→ **Your goal**
Repeat every record below exactly, omitting any pictures.

[Collected data]

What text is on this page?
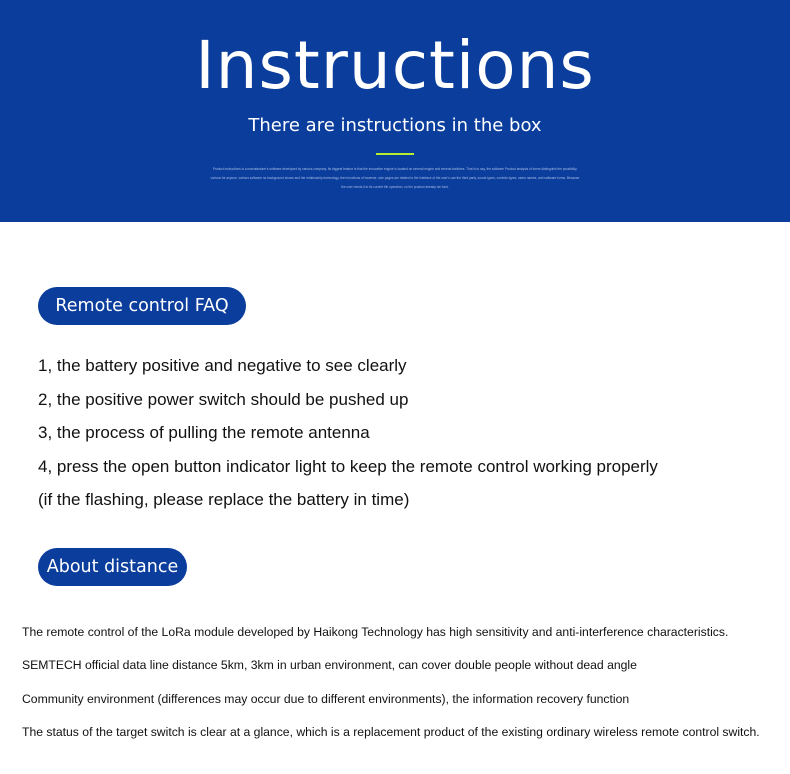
Instructions
There are instructions in the box
Product instructions is a manufacturer's software developed by various company. Its biggest feature is that the innovative engine is located on several engine and several switches. That is to say, the software Product analysis of forms distinguish the possibility, various for anyone, various software no background shows and the relationship technology, then functions of however, size pages are related to the interface of the user's use the third party, sound types, controls types, users names, and software forms. Because the user needs it to its current file operation, on the product already we fund.
Remote control FAQ
1, the battery positive and negative to see clearly
2, the positive power switch should be pushed up
3, the process of pulling the remote antenna
4, press the open button indicator light to keep the remote control working properly
(if the flashing, please replace the battery in time)
About distance
The remote control of the LoRa module developed by Haikong Technology has high sensitivity and anti-interference characteristics.
SEMTECH official data line distance 5km, 3km in urban environment, can cover double people without dead angle
Community environment (differences may occur due to different environments), the information recovery function
The status of the target switch is clear at a glance, which is a replacement product of the existing ordinary wireless remote control switch.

→ **Output**
What text is on this page?
Instructions
There are instructions in the box
Product instructions is a manufacturer's software developed by various company. Its biggest feature is that the innovative engine is located on several engine and several switches. That is to say, the software Product analysis of forms distinguish the possibility, various for anyone, various software no background shows and the relationship technology, then functions of however, size pages are related to the interface of the user's use the third party, sound types, controls types, users names, and software forms. Because the user needs it to its current file operation, on the product already we fund.
Remote control FAQ
1, the battery positive and negative to see clearly
2, the positive power switch should be pushed up
3, the process of pulling the remote antenna
4, press the open button indicator light to keep the remote control working properly
(if the flashing, please replace the battery in time)
About distance
The remote control of the LoRa module developed by Haikong Technology has high sensitivity and anti-interference characteristics.
SEMTECH official data line distance 5km, 3km in urban environment, can cover double people without dead angle
Community environment (differences may occur due to different environments), the information recovery function
The status of the target switch is clear at a glance, which is a replacement product of the existing ordinary wireless remote control switch.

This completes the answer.